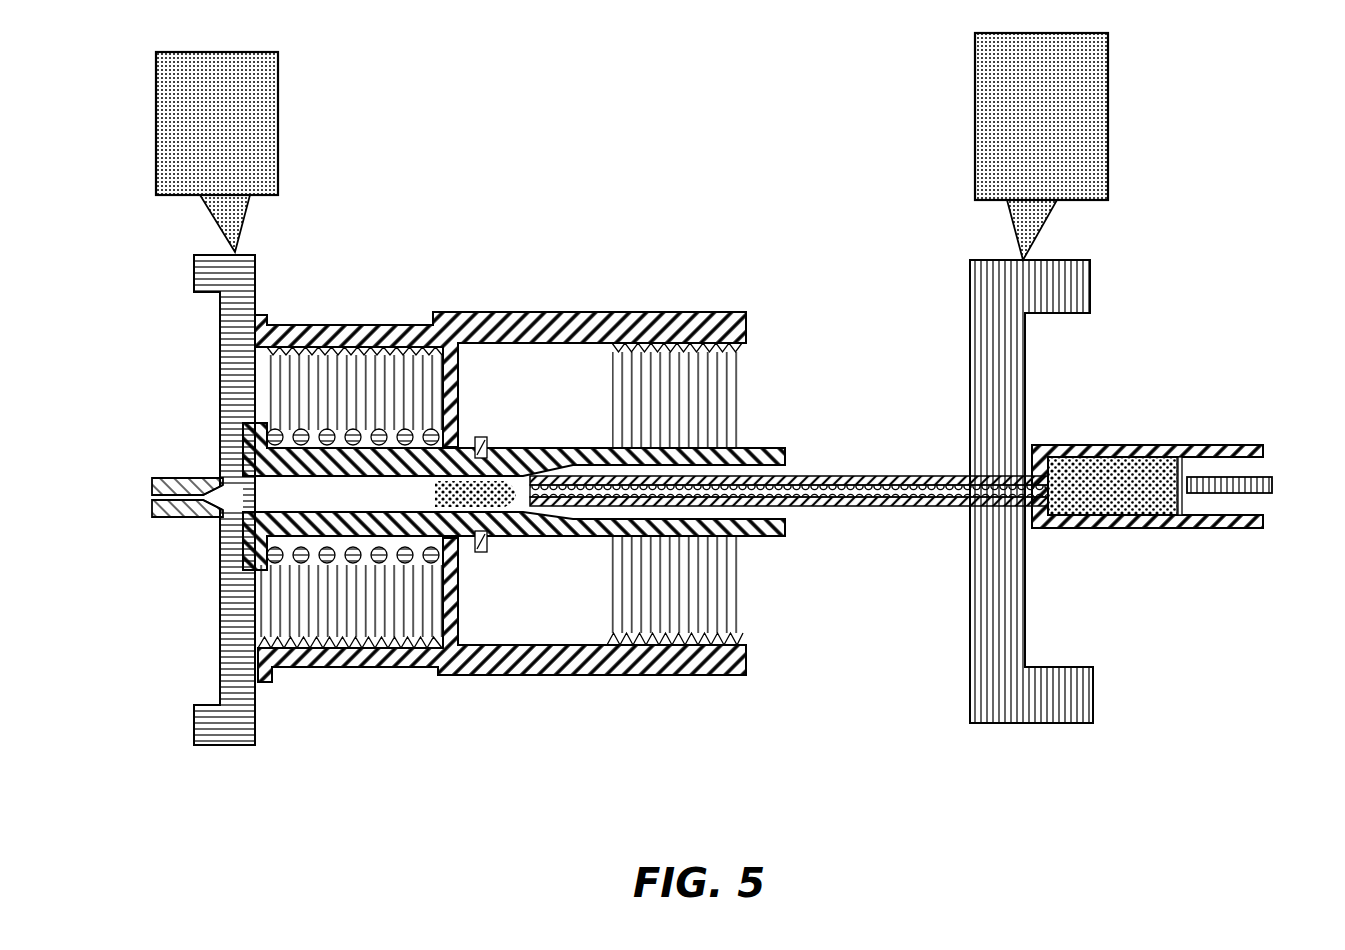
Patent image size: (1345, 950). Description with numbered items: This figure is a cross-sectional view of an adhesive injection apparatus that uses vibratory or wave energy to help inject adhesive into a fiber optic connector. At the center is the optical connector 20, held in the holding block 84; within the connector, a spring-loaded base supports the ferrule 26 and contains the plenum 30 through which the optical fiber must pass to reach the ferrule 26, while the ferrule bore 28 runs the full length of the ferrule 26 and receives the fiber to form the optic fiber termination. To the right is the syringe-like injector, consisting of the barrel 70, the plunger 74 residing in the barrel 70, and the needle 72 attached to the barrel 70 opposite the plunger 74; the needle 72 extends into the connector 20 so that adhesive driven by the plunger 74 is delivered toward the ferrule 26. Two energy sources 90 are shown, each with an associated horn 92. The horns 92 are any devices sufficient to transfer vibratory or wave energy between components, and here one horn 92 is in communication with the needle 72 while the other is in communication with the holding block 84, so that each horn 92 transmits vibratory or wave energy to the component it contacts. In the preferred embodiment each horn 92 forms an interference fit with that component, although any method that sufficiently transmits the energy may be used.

The optical connector 20 is at (512, 312).
The ferrule 26 is at (167, 518).
The ferrule bore 28 is at (152, 497).
The plenum 30 is at (600, 537).
The barrel 70 is at (1178, 530).
The needle 72 is at (847, 475).
The plunger 74 is at (1275, 490).
The holding block 84 is at (258, 710).
The energy source 90 is at (278, 72).
The horn 92 is at (248, 210).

• _O que fazer_:
Transcreva, sem qualquer alteração, todas as entradas acima, deixando as imagens fora da resposta.

• _Resultado do exercício_:
Patent image size: (1345, 950). Description with numbered items: This figure is a cross-sectional view of an adhesive injection apparatus that uses vibratory or wave energy to help inject adhesive into a fiber optic connector. At the center is the optical connector 20, held in the holding block 84; within the connector, a spring-loaded base supports the ferrule 26 and contains the plenum 30 through which the optical fiber must pass to reach the ferrule 26, while the ferrule bore 28 runs the full length of the ferrule 26 and receives the fiber to form the optic fiber termination. To the right is the syringe-like injector, consisting of the barrel 70, the plunger 74 residing in the barrel 70, and the needle 72 attached to the barrel 70 opposite the plunger 74; the needle 72 extends into the connector 20 so that adhesive driven by the plunger 74 is delivered toward the ferrule 26. Two energy sources 90 are shown, each with an associated horn 92. The horns 92 are any devices sufficient to transfer vibratory or wave energy between components, and here one horn 92 is in communication with the needle 72 while the other is in communication with the holding block 84, so that each horn 92 transmits vibratory or wave energy to the component it contacts. In the preferred embodiment each horn 92 forms an interference fit with that component, although any method that sufficiently transmits the energy may be used.

The optical connector 20 is at (512, 312).
The ferrule 26 is at (167, 518).
The ferrule bore 28 is at (152, 497).
The plenum 30 is at (600, 537).
The barrel 70 is at (1178, 530).
The needle 72 is at (847, 475).
The plunger 74 is at (1275, 490).
The holding block 84 is at (258, 710).
The energy source 90 is at (278, 72).
The horn 92 is at (248, 210).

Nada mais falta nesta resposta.